#### GOAL
Please list all lines of the material below in which the string "value" occurs.
**** ENTRIES SHOWN ****
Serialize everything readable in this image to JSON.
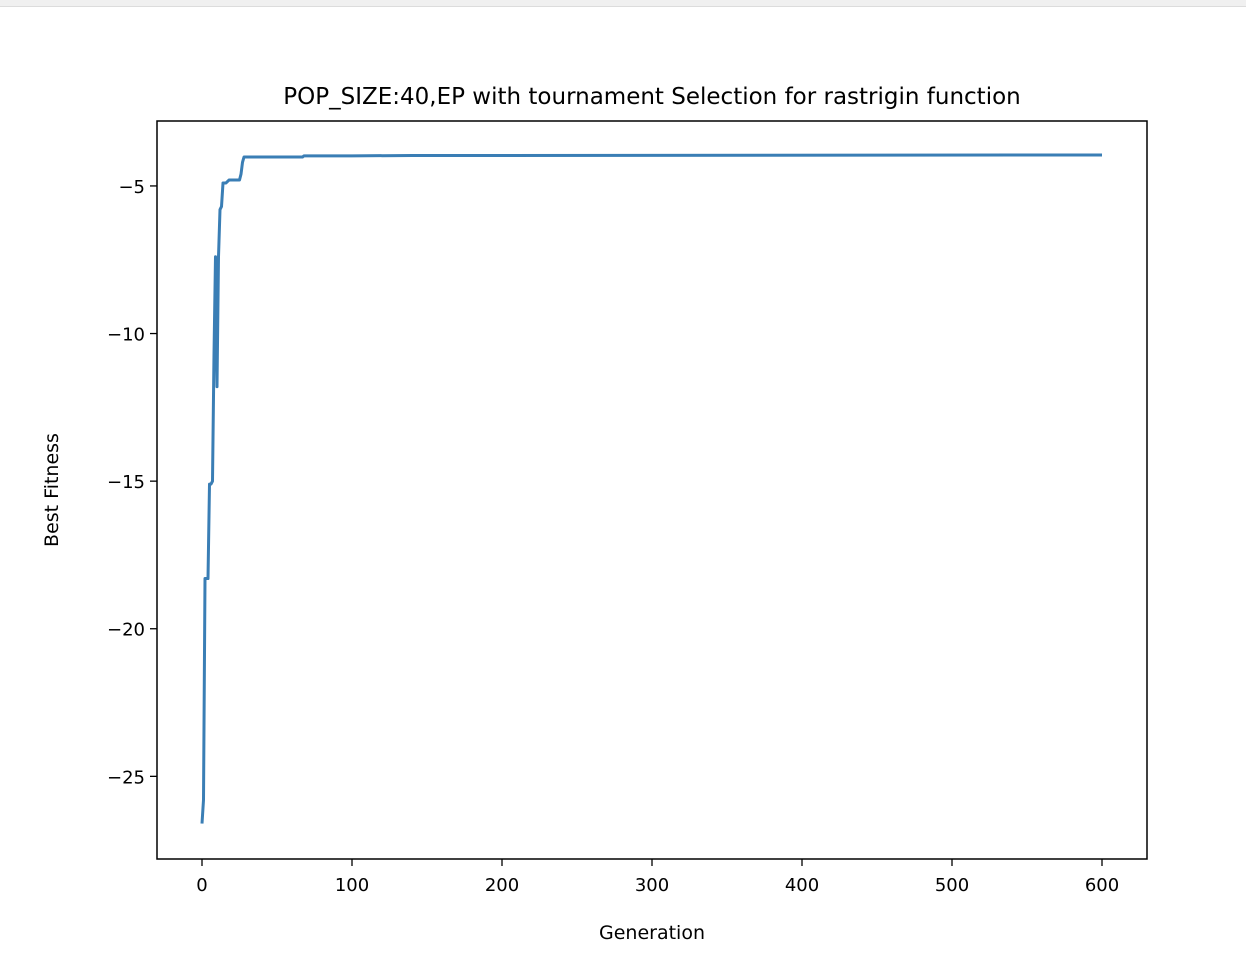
{
  "chart_data": {
    "type": "line",
    "title": "POP_SIZE:40,EP with tournament Selection for rastrigin function",
    "xlabel": "Generation",
    "ylabel": "Best Fitness",
    "xlim": [
      -30,
      630
    ],
    "ylim": [
      -27.8,
      -2.8
    ],
    "grid": false,
    "line_color": "#3a7eb5",
    "xticks": [
      {
        "value": 0,
        "label": "0"
      },
      {
        "value": 100,
        "label": "100"
      },
      {
        "value": 200,
        "label": "200"
      },
      {
        "value": 300,
        "label": "300"
      },
      {
        "value": 400,
        "label": "400"
      },
      {
        "value": 500,
        "label": "500"
      },
      {
        "value": 600,
        "label": "600"
      }
    ],
    "yticks": [
      {
        "value": -5,
        "label": "−5"
      },
      {
        "value": -10,
        "label": "−10"
      },
      {
        "value": -15,
        "label": "−15"
      },
      {
        "value": -20,
        "label": "−20"
      },
      {
        "value": -25,
        "label": "−25"
      }
    ],
    "series": [
      {
        "x": [
          0,
          1,
          2,
          3,
          4,
          5,
          6,
          7,
          8,
          9,
          10,
          11,
          12,
          13,
          14,
          15,
          16,
          18,
          20,
          22,
          25,
          26,
          27,
          28,
          30,
          40,
          67,
          68,
          100,
          140,
          600
        ],
        "y": [
          -26.6,
          -25.8,
          -18.3,
          -18.3,
          -18.3,
          -15.1,
          -15.1,
          -15.0,
          -10.7,
          -7.4,
          -11.8,
          -7.4,
          -5.8,
          -5.7,
          -4.9,
          -4.9,
          -4.9,
          -4.8,
          -4.8,
          -4.8,
          -4.8,
          -4.6,
          -4.2,
          -4.02,
          -4.02,
          -4.02,
          -4.02,
          -3.98,
          -3.98,
          -3.97,
          -3.95
        ]
      }
    ]
  }
}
****
#### THE COMPLETED TASK
        "value": 0,
        "value": 100,
        "value": 200,
        "value": 300,
        "value": 400,
        "value": 500,
        "value": 600,
        "value": -5,
        "value": -10,
        "value": -15,
        "value": -20,
        "value": -25,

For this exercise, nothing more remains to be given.